### OBJECTIVE
Locate all lines in the data below that hold "hoogwater" and show them.

▬▬▬▬▬▬

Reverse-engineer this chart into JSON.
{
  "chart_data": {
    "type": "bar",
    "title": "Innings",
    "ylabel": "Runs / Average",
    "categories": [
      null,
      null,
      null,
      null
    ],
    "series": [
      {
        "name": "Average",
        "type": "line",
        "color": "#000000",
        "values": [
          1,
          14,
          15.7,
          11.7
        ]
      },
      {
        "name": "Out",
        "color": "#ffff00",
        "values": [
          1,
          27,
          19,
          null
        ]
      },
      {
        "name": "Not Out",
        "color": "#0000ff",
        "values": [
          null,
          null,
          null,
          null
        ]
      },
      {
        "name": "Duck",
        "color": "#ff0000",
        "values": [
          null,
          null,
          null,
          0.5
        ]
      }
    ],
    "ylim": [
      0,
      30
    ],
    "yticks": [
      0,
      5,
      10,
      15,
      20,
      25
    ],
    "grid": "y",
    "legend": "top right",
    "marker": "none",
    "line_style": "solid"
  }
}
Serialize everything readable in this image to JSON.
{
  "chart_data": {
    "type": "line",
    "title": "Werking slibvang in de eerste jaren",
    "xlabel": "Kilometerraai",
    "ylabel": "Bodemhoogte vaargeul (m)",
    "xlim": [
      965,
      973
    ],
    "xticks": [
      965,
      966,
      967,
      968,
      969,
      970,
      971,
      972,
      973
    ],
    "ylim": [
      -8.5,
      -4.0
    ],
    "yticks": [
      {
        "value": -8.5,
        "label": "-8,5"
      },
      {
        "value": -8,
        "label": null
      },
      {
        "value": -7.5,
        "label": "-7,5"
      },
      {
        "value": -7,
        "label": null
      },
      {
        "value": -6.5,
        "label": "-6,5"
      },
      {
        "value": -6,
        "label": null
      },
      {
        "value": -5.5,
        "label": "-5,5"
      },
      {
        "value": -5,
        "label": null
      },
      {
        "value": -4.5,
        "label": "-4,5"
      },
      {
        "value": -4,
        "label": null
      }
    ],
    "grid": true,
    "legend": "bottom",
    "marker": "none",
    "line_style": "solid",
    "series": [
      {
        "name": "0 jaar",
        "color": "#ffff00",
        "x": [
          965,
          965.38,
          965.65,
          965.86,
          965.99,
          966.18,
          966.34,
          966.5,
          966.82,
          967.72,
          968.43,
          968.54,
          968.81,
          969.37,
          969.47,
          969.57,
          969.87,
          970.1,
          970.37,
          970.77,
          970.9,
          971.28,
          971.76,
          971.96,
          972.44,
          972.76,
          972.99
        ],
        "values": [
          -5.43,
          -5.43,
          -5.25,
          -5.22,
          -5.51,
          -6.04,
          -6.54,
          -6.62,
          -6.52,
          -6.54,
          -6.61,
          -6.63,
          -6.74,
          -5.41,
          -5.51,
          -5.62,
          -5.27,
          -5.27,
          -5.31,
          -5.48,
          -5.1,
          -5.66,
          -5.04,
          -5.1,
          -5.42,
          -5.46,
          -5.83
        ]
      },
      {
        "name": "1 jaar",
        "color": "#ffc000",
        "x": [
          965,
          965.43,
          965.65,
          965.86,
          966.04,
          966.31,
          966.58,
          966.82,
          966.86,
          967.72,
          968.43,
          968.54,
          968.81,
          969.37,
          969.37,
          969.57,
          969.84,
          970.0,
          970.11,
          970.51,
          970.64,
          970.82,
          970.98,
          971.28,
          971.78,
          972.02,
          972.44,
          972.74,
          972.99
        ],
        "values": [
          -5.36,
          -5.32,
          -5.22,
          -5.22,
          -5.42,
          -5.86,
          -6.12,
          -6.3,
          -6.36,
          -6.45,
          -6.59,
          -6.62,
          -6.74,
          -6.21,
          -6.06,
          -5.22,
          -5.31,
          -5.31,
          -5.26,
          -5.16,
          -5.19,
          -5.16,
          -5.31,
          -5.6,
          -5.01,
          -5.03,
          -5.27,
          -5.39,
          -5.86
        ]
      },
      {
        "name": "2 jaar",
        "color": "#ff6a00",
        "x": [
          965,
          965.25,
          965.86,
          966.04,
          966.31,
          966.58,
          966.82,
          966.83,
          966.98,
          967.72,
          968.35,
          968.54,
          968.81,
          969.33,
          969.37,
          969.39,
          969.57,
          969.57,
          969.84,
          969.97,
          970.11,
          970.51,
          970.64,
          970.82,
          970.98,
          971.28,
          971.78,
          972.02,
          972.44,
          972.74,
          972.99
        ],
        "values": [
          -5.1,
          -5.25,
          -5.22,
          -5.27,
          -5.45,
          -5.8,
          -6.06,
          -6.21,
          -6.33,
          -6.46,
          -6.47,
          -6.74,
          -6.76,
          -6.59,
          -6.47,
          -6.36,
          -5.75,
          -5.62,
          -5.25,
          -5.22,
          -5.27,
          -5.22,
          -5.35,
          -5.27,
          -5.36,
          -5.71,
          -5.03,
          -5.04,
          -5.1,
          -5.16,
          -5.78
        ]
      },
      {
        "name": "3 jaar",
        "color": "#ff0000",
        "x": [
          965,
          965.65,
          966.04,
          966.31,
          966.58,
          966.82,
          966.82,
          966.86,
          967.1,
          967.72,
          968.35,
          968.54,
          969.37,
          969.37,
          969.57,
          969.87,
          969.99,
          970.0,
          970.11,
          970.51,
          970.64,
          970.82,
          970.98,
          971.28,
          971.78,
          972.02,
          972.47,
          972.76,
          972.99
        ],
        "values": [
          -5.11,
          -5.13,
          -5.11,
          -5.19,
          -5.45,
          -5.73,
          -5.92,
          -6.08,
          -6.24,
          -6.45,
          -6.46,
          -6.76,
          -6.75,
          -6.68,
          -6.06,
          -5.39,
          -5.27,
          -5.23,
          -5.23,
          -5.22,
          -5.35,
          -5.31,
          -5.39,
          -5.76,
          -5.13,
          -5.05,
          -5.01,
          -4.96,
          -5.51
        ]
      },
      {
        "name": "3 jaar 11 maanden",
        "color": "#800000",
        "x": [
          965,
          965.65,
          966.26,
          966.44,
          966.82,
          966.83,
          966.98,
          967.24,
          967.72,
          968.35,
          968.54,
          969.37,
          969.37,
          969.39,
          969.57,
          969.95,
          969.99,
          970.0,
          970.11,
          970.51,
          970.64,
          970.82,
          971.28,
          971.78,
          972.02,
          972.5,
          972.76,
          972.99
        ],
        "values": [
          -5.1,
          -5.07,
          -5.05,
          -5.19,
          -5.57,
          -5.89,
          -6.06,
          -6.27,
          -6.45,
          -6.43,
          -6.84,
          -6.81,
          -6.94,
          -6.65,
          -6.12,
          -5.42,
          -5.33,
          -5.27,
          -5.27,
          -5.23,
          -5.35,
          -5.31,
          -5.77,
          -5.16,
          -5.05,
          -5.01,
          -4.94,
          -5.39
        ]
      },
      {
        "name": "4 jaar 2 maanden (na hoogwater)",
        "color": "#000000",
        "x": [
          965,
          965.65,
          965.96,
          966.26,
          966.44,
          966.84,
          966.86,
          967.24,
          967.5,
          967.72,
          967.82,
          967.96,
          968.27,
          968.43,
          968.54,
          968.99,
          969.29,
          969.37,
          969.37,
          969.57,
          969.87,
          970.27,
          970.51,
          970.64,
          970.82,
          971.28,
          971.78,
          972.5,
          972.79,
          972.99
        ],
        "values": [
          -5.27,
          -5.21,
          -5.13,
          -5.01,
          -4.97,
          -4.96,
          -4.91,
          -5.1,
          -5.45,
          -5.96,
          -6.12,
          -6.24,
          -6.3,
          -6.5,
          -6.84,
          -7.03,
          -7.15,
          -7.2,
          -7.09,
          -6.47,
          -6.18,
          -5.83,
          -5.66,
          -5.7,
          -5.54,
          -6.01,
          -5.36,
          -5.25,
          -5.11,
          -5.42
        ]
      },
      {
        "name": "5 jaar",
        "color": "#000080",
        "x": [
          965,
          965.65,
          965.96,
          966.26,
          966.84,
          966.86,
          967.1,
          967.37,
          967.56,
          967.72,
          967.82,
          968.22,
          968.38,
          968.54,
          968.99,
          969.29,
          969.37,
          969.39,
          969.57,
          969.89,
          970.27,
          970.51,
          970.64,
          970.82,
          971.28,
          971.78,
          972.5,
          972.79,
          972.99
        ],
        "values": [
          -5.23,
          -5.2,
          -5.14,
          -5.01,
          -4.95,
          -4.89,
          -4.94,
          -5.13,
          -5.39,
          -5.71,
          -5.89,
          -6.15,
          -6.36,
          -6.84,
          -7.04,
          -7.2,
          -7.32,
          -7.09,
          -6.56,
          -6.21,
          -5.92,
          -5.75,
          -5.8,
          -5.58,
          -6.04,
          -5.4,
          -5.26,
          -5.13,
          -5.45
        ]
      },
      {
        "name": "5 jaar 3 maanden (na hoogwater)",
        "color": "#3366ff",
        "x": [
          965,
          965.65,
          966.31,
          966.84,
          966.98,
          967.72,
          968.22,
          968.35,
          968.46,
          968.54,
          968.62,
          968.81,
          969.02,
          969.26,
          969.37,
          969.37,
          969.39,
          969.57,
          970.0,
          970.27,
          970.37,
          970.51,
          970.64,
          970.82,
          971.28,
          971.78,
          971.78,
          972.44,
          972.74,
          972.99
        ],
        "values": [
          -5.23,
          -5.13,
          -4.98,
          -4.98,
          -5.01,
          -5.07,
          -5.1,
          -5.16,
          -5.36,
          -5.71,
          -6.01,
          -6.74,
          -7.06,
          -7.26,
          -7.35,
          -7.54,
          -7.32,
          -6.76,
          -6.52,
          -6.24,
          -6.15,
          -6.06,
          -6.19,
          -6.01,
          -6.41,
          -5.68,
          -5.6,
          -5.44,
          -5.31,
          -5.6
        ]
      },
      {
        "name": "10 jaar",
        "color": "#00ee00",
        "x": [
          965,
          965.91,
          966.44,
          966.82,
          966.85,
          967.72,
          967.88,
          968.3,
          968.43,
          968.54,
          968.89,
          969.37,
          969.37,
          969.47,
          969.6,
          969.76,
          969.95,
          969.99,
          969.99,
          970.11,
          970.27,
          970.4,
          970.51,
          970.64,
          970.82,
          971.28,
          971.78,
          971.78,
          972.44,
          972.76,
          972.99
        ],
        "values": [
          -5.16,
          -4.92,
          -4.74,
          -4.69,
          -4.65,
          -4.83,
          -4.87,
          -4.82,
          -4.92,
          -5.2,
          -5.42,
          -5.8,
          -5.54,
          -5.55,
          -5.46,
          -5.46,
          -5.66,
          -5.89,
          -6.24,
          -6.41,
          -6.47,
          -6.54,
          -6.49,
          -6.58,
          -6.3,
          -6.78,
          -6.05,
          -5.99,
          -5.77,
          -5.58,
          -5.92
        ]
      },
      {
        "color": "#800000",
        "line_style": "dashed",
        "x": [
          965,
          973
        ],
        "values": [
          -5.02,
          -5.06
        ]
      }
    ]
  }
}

▬▬▬▬▬▬

### EXERCISE RESPONSE
        "name": "4 jaar 2 maanden (na hoogwater)",
        "name": "5 jaar 3 maanden (na hoogwater)",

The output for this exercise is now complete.